### Entries supplied

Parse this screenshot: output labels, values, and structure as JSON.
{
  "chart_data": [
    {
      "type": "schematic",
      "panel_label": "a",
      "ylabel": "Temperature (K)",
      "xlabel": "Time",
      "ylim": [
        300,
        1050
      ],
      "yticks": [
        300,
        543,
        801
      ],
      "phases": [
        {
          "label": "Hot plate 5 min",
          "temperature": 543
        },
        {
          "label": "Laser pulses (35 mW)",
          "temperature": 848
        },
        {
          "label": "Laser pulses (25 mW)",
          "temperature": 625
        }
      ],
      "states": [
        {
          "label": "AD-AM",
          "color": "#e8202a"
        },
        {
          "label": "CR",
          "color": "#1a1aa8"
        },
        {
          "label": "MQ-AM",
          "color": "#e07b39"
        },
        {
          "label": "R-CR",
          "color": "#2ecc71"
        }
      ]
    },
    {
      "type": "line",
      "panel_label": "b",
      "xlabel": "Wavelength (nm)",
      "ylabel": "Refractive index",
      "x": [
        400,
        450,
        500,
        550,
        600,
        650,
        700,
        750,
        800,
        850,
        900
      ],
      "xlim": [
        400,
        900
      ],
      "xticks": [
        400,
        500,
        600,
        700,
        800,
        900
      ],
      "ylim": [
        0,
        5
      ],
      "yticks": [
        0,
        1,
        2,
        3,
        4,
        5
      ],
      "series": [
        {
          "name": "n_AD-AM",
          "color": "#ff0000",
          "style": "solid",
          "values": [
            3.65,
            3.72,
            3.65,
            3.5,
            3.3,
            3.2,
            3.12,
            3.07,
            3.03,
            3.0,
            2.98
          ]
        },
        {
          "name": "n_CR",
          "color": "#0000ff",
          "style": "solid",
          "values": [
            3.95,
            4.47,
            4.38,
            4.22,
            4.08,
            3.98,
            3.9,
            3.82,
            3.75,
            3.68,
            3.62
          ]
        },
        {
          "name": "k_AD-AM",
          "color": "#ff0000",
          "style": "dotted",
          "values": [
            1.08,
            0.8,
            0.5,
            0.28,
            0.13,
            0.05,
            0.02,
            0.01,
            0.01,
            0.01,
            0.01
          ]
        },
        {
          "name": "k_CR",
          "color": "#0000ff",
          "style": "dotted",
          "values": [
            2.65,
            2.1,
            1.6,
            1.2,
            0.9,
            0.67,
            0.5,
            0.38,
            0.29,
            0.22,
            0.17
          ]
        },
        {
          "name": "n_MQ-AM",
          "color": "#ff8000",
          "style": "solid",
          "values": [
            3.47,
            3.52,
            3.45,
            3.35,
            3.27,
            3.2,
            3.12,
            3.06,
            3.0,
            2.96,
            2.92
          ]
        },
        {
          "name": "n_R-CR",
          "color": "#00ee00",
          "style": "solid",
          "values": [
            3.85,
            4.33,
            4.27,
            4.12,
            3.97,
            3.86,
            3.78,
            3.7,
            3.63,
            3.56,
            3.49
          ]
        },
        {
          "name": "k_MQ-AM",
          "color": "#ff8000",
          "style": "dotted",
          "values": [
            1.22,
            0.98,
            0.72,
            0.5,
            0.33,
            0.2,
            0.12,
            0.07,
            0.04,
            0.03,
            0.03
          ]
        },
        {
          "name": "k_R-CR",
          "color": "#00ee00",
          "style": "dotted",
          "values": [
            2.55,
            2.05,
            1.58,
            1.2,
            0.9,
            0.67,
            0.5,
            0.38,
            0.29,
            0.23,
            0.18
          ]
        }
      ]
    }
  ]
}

### The exercise
Print the material once more, exactly.

### Task output
Parse this screenshot: output labels, values, and structure as JSON.
{
  "chart_data": [
    {
      "type": "schematic",
      "panel_label": "a",
      "ylabel": "Temperature (K)",
      "xlabel": "Time",
      "ylim": [
        300,
        1050
      ],
      "yticks": [
        300,
        543,
        801
      ],
      "phases": [
        {
          "label": "Hot plate 5 min",
          "temperature": 543
        },
        {
          "label": "Laser pulses (35 mW)",
          "temperature": 848
        },
        {
          "label": "Laser pulses (25 mW)",
          "temperature": 625
        }
      ],
      "states": [
        {
          "label": "AD-AM",
          "color": "#e8202a"
        },
        {
          "label": "CR",
          "color": "#1a1aa8"
        },
        {
          "label": "MQ-AM",
          "color": "#e07b39"
        },
        {
          "label": "R-CR",
          "color": "#2ecc71"
        }
      ]
    },
    {
      "type": "line",
      "panel_label": "b",
      "xlabel": "Wavelength (nm)",
      "ylabel": "Refractive index",
      "x": [
        400,
        450,
        500,
        550,
        600,
        650,
        700,
        750,
        800,
        850,
        900
      ],
      "xlim": [
        400,
        900
      ],
      "xticks": [
        400,
        500,
        600,
        700,
        800,
        900
      ],
      "ylim": [
        0,
        5
      ],
      "yticks": [
        0,
        1,
        2,
        3,
        4,
        5
      ],
      "series": [
        {
          "name": "n_AD-AM",
          "color": "#ff0000",
          "style": "solid",
          "values": [
            3.65,
            3.72,
            3.65,
            3.5,
            3.3,
            3.2,
            3.12,
            3.07,
            3.03,
            3.0,
            2.98
          ]
        },
        {
          "name": "n_CR",
          "color": "#0000ff",
          "style": "solid",
          "values": [
            3.95,
            4.47,
            4.38,
            4.22,
            4.08,
            3.98,
            3.9,
            3.82,
            3.75,
            3.68,
            3.62
          ]
        },
        {
          "name": "k_AD-AM",
          "color": "#ff0000",
          "style": "dotted",
          "values": [
            1.08,
            0.8,
            0.5,
            0.28,
            0.13,
            0.05,
            0.02,
            0.01,
            0.01,
            0.01,
            0.01
          ]
        },
        {
          "name": "k_CR",
          "color": "#0000ff",
          "style": "dotted",
          "values": [
            2.65,
            2.1,
            1.6,
            1.2,
            0.9,
            0.67,
            0.5,
            0.38,
            0.29,
            0.22,
            0.17
          ]
        },
        {
          "name": "n_MQ-AM",
          "color": "#ff8000",
          "style": "solid",
          "values": [
            3.47,
            3.52,
            3.45,
            3.35,
            3.27,
            3.2,
            3.12,
            3.06,
            3.0,
            2.96,
            2.92
          ]
        },
        {
          "name": "n_R-CR",
          "color": "#00ee00",
          "style": "solid",
          "values": [
            3.85,
            4.33,
            4.27,
            4.12,
            3.97,
            3.86,
            3.78,
            3.7,
            3.63,
            3.56,
            3.49
          ]
        },
        {
          "name": "k_MQ-AM",
          "color": "#ff8000",
          "style": "dotted",
          "values": [
            1.22,
            0.98,
            0.72,
            0.5,
            0.33,
            0.2,
            0.12,
            0.07,
            0.04,
            0.03,
            0.03
          ]
        },
        {
          "name": "k_R-CR",
          "color": "#00ee00",
          "style": "dotted",
          "values": [
            2.55,
            2.05,
            1.58,
            1.2,
            0.9,
            0.67,
            0.5,
            0.38,
            0.29,
            0.23,
            0.18
          ]
        }
      ]
    }
  ]
}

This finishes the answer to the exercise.